EXERCISE:
Retype the material in full, keeping every word the same.

-- DATA ROWS start --

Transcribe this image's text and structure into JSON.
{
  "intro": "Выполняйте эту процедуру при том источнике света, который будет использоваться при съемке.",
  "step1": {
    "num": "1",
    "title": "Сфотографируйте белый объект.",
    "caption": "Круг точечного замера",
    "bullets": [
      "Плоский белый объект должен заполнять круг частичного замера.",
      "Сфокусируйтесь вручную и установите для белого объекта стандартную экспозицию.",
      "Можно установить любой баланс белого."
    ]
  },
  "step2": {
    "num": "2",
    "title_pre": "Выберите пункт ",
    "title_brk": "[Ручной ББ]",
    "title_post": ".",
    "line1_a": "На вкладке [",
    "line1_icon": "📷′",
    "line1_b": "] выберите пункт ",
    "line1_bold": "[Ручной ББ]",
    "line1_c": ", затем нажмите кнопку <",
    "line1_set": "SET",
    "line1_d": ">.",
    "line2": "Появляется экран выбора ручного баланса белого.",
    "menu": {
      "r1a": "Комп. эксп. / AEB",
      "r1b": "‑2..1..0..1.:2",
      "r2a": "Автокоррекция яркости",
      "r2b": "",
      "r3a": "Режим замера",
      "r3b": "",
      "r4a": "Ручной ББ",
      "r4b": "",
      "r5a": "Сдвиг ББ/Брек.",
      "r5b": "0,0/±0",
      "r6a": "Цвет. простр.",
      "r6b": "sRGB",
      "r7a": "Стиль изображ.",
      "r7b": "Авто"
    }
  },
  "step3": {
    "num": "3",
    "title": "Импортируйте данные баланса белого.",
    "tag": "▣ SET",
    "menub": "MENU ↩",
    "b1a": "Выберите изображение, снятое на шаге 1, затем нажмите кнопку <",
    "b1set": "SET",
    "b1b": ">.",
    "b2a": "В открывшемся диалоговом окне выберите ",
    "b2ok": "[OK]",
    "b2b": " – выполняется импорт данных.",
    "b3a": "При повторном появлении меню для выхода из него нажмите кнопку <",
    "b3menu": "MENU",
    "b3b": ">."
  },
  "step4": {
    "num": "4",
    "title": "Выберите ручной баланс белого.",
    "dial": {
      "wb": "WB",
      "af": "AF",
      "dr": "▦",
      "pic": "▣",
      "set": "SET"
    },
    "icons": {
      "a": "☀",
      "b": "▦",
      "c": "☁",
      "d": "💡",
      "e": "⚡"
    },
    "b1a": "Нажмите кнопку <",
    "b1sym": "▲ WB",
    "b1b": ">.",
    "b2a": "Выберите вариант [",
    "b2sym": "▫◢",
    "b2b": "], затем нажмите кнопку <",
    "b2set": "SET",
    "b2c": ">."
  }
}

-- DATA ROWS end --

FULL ANSWER:
Transcribe this image's text and structure into JSON.
{
  "intro": "Выполняйте эту процедуру при том источнике света, который будет использоваться при съемке.",
  "step1": {
    "num": "1",
    "title": "Сфотографируйте белый объект.",
    "caption": "Круг точечного замера",
    "bullets": [
      "Плоский белый объект должен заполнять круг частичного замера.",
      "Сфокусируйтесь вручную и установите для белого объекта стандартную экспозицию.",
      "Можно установить любой баланс белого."
    ]
  },
  "step2": {
    "num": "2",
    "title_pre": "Выберите пункт ",
    "title_brk": "[Ручной ББ]",
    "title_post": ".",
    "line1_a": "На вкладке [",
    "line1_icon": "📷′",
    "line1_b": "] выберите пункт ",
    "line1_bold": "[Ручной ББ]",
    "line1_c": ", затем нажмите кнопку <",
    "line1_set": "SET",
    "line1_d": ">.",
    "line2": "Появляется экран выбора ручного баланса белого.",
    "menu": {
      "r1a": "Комп. эксп. / AEB",
      "r1b": "‑2..1..0..1.:2",
      "r2a": "Автокоррекция яркости",
      "r2b": "",
      "r3a": "Режим замера",
      "r3b": "",
      "r4a": "Ручной ББ",
      "r4b": "",
      "r5a": "Сдвиг ББ/Брек.",
      "r5b": "0,0/±0",
      "r6a": "Цвет. простр.",
      "r6b": "sRGB",
      "r7a": "Стиль изображ.",
      "r7b": "Авто"
    }
  },
  "step3": {
    "num": "3",
    "title": "Импортируйте данные баланса белого.",
    "tag": "▣ SET",
    "menub": "MENU ↩",
    "b1a": "Выберите изображение, снятое на шаге 1, затем нажмите кнопку <",
    "b1set": "SET",
    "b1b": ">.",
    "b2a": "В открывшемся диалоговом окне выберите ",
    "b2ok": "[OK]",
    "b2b": " – выполняется импорт данных.",
    "b3a": "При повторном появлении меню для выхода из него нажмите кнопку <",
    "b3menu": "MENU",
    "b3b": ">."
  },
  "step4": {
    "num": "4",
    "title": "Выберите ручной баланс белого.",
    "dial": {
      "wb": "WB",
      "af": "AF",
      "dr": "▦",
      "pic": "▣",
      "set": "SET"
    },
    "icons": {
      "a": "☀",
      "b": "▦",
      "c": "☁",
      "d": "💡",
      "e": "⚡"
    },
    "b1a": "Нажмите кнопку <",
    "b1sym": "▲ WB",
    "b1b": ">.",
    "b2a": "Выберите вариант [",
    "b2sym": "▫◢",
    "b2b": "], затем нажмите кнопку <",
    "b2set": "SET",
    "b2c": ">."
  }
}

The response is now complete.